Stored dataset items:
* begin *
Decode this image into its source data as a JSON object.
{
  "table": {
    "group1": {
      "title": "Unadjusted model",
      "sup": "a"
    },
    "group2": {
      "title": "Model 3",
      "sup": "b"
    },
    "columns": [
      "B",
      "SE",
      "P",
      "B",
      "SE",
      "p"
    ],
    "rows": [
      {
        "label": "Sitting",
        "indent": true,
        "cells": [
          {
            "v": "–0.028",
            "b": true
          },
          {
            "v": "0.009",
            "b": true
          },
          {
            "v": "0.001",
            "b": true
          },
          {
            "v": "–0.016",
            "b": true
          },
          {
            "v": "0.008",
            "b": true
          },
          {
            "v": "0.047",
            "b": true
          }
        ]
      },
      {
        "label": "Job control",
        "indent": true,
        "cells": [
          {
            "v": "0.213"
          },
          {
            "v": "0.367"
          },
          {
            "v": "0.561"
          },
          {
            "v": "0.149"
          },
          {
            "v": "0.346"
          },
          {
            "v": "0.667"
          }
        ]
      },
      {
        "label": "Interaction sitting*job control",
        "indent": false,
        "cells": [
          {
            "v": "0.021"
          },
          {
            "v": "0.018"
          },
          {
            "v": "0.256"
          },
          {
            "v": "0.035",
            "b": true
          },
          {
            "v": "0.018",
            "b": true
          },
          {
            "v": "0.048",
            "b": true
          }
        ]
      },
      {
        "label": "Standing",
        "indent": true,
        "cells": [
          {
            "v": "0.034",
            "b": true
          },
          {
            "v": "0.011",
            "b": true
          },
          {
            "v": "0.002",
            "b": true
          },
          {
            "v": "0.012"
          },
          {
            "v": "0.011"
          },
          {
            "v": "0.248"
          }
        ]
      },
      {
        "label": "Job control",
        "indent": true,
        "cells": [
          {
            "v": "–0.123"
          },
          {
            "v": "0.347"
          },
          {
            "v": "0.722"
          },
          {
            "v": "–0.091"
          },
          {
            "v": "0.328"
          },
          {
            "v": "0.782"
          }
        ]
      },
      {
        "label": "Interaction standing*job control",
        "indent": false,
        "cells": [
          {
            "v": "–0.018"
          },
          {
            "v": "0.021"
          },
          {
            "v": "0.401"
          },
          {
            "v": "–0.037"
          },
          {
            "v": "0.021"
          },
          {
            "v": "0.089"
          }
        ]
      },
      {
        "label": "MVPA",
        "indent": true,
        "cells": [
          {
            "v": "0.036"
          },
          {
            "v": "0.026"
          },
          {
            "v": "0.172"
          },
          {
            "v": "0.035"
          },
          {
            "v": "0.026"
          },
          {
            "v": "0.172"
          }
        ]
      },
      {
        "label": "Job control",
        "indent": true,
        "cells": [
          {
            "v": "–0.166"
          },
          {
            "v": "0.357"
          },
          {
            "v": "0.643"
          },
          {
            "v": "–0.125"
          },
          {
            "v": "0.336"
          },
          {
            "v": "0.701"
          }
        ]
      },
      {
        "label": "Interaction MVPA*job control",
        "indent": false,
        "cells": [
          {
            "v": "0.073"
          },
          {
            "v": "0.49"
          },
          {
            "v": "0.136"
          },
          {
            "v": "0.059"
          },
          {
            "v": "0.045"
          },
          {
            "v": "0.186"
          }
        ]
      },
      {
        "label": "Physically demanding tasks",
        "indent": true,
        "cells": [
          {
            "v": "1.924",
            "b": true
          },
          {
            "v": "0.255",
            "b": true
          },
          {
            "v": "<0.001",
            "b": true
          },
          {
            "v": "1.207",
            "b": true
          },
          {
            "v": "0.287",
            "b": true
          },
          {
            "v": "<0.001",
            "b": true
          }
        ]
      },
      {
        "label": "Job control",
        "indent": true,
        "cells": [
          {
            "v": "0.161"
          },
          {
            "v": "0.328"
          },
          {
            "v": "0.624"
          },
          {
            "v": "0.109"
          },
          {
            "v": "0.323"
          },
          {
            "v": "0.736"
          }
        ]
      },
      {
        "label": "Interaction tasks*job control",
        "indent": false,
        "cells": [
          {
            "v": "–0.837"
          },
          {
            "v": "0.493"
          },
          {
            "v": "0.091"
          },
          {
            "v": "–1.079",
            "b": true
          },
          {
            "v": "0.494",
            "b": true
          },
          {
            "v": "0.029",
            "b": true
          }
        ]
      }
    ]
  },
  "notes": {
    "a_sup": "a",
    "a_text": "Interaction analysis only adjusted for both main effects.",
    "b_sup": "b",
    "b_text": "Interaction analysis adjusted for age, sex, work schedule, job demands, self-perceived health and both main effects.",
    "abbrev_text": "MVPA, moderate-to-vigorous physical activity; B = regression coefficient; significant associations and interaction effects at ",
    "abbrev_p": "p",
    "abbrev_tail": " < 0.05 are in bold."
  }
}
* end *
#### DESCRIPTION OF THE TASK:
Pick out each line above that includes "title" and show it.

#### RESPONSE FOR THIS EXERCISE:
      "title": "Unadjusted model",
      "title": "Model 3",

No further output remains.